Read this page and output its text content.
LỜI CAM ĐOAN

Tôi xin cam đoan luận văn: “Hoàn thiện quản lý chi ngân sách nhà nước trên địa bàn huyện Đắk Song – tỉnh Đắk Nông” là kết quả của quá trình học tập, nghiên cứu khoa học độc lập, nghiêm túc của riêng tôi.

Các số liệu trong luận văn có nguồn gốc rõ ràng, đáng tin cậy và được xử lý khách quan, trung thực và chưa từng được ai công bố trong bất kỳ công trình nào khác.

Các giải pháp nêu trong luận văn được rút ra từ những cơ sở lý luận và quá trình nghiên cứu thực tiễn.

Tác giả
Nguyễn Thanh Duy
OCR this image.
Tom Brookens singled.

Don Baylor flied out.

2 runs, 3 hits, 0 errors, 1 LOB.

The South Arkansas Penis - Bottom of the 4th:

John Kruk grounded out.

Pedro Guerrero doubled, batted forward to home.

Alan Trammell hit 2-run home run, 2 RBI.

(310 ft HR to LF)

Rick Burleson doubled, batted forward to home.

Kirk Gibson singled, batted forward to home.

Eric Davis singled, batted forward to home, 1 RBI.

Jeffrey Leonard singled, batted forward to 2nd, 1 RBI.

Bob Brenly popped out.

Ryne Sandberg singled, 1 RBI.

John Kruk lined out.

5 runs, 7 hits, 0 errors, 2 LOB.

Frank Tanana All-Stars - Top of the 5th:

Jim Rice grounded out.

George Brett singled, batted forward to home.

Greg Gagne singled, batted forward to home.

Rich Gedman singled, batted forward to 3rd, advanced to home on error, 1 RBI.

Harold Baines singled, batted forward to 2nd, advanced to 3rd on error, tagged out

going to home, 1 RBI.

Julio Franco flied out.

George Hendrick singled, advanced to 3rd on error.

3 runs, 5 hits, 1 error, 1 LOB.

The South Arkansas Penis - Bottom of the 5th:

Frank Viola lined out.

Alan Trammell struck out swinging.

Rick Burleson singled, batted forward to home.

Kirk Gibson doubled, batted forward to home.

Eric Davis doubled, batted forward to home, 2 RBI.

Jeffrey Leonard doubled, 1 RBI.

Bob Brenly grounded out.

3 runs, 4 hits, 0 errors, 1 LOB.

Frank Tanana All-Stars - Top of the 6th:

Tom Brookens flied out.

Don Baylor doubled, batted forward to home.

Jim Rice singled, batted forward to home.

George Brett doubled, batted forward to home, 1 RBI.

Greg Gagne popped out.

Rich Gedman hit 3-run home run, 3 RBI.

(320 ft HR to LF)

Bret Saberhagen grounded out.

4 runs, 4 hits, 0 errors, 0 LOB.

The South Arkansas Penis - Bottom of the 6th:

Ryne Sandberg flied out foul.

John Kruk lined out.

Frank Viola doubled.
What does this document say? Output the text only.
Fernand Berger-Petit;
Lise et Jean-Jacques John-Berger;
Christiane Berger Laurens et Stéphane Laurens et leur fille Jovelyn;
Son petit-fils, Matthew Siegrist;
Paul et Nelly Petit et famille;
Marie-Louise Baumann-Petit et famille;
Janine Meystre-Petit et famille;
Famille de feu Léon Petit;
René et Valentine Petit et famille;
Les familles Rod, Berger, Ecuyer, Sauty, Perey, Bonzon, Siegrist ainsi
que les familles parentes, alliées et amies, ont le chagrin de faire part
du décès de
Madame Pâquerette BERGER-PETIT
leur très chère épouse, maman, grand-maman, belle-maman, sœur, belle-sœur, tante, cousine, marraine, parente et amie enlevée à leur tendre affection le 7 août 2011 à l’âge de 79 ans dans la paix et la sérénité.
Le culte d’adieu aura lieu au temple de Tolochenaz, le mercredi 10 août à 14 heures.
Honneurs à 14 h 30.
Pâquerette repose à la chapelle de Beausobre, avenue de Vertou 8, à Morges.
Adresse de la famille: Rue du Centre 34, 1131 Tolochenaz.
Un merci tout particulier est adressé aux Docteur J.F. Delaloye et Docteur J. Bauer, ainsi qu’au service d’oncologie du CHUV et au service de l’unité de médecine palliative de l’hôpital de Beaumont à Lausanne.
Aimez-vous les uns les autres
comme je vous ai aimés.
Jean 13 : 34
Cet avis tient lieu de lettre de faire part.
+---+
* Stated goal:
Extract every line from the one containing "What does this" through the last line of the data, inclusive, exactly as written.

* Result of the exercise:
What does this document say? Output the text only.
Fernand Berger-Petit;
Lise et Jean-Jacques John-Berger;
Christiane Berger Laurens et Stéphane Laurens et leur fille Jovelyn;
Son petit-fils, Matthew Siegrist;
Paul et Nelly Petit et famille;
Marie-Louise Baumann-Petit et famille;
Janine Meystre-Petit et famille;
Famille de feu Léon Petit;
René et Valentine Petit et famille;
Les familles Rod, Berger, Ecuyer, Sauty, Perey, Bonzon, Siegrist ainsi
que les familles parentes, alliées et amies, ont le chagrin de faire part
du décès de
Madame Pâquerette BERGER-PETIT
leur très chère épouse, maman, grand-maman, belle-maman, sœur, belle-sœur, tante, cousine, marraine, parente et amie enlevée à leur tendre affection le 7 août 2011 à l’âge de 79 ans dans la paix et la sérénité.
Le culte d’adieu aura lieu au temple de Tolochenaz, le mercredi 10 août à 14 heures.
Honneurs à 14 h 30.
Pâquerette repose à la chapelle de Beausobre, avenue de Vertou 8, à Morges.
Adresse de la famille: Rue du Centre 34, 1131 Tolochenaz.
Un merci tout particulier est adressé aux Docteur J.F. Delaloye et Docteur J. Bauer, ainsi qu’au service d’oncologie du CHUV et au service de l’unité de médecine palliative de l’hôpital de Beaumont à Lausanne.
Aimez-vous les uns les autres
comme je vous ai aimés.
Jean 13 : 34
Cet avis tient lieu de lettre de faire part.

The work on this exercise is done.